▶ [DATASET ROWS]:
§ §

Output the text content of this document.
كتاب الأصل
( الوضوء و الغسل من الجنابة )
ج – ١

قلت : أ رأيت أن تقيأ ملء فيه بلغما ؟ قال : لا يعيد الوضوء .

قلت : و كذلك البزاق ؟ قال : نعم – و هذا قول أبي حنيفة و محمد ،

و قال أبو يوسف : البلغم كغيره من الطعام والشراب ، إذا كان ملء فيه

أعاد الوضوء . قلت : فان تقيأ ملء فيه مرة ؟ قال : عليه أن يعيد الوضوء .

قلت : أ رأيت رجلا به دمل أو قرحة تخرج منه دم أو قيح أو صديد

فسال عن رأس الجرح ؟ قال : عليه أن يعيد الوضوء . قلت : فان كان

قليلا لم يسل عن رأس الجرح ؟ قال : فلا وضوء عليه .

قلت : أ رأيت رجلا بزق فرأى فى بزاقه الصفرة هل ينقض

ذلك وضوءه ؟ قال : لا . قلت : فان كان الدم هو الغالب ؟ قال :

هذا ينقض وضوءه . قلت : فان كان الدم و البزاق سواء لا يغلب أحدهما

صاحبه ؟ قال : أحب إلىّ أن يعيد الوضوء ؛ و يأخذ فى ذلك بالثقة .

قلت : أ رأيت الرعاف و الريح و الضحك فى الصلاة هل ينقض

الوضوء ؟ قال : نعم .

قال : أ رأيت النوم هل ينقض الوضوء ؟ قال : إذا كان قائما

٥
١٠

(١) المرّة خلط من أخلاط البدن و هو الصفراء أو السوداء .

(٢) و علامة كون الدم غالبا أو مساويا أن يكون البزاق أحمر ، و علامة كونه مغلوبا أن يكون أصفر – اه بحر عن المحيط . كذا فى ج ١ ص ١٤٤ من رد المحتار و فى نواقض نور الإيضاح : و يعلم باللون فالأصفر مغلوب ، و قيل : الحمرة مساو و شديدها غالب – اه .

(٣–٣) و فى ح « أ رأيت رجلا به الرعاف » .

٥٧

§ §

▶ [PROBLEM REQUIREMENTS]: State the count of lines that contain the string "الرعاف". Nothing else is needed.

▶ [WORKED SOLUTION]: 2